§ PROMPT:
Lines that contain the string "хватает" are to be copied; leave out all others.

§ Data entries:
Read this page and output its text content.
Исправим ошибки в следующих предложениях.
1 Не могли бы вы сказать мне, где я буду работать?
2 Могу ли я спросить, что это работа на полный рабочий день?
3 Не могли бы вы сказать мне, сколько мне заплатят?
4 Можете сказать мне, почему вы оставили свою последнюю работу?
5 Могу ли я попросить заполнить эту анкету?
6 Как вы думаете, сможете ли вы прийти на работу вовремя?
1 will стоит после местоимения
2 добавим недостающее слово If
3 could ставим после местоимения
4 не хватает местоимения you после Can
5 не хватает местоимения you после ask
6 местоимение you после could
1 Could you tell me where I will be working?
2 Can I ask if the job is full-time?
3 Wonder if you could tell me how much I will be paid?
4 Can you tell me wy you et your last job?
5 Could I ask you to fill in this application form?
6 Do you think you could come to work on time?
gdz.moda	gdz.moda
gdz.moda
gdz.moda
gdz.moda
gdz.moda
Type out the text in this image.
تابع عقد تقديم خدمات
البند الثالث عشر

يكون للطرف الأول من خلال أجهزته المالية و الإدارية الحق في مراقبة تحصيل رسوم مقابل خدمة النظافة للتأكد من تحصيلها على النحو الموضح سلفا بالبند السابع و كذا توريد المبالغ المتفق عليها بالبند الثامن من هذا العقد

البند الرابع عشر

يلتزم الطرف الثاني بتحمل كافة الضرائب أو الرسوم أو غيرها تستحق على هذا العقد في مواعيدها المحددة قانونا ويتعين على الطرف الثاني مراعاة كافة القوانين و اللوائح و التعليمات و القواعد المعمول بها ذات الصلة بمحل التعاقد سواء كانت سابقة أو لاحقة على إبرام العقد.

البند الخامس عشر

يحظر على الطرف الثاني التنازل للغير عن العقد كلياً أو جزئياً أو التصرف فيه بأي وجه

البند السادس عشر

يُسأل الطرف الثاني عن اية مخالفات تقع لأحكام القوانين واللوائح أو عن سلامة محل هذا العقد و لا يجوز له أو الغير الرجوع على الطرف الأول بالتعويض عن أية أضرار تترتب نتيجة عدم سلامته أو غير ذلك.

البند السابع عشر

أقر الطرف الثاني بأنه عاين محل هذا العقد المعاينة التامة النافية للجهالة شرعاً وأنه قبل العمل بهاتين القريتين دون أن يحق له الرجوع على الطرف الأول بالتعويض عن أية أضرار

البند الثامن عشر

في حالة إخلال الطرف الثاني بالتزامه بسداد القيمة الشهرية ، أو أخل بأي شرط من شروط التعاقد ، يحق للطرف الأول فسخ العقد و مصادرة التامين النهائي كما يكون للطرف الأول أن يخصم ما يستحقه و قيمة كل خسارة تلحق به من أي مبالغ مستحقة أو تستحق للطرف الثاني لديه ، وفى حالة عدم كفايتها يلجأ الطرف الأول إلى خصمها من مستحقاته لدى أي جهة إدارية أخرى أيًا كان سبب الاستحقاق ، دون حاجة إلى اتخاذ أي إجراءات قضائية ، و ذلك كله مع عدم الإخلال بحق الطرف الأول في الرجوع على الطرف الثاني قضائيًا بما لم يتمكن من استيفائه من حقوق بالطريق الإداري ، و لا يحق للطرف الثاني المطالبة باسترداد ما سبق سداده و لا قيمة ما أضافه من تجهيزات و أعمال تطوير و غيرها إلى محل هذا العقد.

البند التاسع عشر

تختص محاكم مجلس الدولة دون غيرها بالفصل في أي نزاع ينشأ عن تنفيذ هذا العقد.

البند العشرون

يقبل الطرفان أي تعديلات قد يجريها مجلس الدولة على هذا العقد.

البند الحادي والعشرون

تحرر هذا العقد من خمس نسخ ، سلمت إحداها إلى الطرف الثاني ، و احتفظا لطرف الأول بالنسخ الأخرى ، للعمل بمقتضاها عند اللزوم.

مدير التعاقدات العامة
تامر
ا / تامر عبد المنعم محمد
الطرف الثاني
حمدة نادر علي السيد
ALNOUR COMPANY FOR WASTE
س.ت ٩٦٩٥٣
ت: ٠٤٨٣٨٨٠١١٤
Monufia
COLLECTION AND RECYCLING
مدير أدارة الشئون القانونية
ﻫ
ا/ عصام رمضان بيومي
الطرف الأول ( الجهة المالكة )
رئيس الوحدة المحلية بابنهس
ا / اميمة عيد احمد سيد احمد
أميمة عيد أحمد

§ EXERCISE OUTPUT:
4 не хватает местоимения you после Can
5 не хватает местоимения you после ask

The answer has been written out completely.